— START OF SUPPLIED DATA —
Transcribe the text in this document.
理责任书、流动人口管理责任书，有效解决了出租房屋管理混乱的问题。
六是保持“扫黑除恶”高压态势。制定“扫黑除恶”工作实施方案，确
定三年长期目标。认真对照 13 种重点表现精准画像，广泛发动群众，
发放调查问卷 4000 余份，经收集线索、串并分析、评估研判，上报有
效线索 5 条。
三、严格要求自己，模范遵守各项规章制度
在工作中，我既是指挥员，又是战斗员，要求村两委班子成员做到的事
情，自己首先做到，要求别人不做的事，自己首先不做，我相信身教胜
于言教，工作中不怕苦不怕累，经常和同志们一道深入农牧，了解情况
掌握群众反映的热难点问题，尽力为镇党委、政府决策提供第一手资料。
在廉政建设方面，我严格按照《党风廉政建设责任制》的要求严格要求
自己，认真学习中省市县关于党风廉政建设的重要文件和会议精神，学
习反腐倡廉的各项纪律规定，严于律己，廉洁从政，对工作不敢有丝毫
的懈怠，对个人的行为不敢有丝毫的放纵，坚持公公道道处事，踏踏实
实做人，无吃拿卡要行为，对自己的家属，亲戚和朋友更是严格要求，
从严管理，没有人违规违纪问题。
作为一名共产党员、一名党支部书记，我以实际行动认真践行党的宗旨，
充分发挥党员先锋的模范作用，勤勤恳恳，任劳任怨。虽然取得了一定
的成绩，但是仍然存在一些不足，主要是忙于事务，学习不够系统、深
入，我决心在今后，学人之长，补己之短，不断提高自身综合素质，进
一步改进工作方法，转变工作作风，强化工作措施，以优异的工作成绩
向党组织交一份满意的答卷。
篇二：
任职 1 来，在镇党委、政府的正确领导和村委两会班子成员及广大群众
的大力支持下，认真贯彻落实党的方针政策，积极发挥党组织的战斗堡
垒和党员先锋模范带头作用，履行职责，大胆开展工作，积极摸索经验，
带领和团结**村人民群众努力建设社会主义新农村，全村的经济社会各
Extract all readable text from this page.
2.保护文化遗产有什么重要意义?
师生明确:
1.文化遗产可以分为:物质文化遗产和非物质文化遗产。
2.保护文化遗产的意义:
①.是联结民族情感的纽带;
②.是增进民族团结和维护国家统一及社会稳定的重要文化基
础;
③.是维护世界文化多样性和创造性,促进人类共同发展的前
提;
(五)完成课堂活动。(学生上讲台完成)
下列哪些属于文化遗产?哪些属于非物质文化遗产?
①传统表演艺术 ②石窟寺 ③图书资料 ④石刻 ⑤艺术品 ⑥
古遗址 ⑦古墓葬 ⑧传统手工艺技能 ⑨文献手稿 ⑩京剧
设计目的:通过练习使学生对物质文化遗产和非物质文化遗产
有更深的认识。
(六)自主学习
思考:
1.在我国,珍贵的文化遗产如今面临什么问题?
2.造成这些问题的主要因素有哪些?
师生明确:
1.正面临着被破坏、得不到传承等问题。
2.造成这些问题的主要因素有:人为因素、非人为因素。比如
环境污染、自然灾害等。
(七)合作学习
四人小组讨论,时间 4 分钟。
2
— END OF SUPPLIED DATA —
• [TASK PROMPT] Each line from the one containing "Extract all readable text from this page." through the end of the entries, both included, is to be returned exactly, with no other lines.

• [REPLY]
Extract all readable text from this page.
2.保护文化遗产有什么重要意义?
师生明确:
1.文化遗产可以分为:物质文化遗产和非物质文化遗产。
2.保护文化遗产的意义:
①.是联结民族情感的纽带;
②.是增进民族团结和维护国家统一及社会稳定的重要文化基
础;
③.是维护世界文化多样性和创造性,促进人类共同发展的前
提;
(五)完成课堂活动。(学生上讲台完成)
下列哪些属于文化遗产?哪些属于非物质文化遗产?
①传统表演艺术 ②石窟寺 ③图书资料 ④石刻 ⑤艺术品 ⑥
古遗址 ⑦古墓葬 ⑧传统手工艺技能 ⑨文献手稿 ⑩京剧
设计目的:通过练习使学生对物质文化遗产和非物质文化遗产
有更深的认识。
(六)自主学习
思考:
1.在我国,珍贵的文化遗产如今面临什么问题?
2.造成这些问题的主要因素有哪些?
师生明确:
1.正面临着被破坏、得不到传承等问题。
2.造成这些问题的主要因素有:人为因素、非人为因素。比如
环境污染、自然灾害等。
(七)合作学习
四人小组讨论,时间 4 分钟。
2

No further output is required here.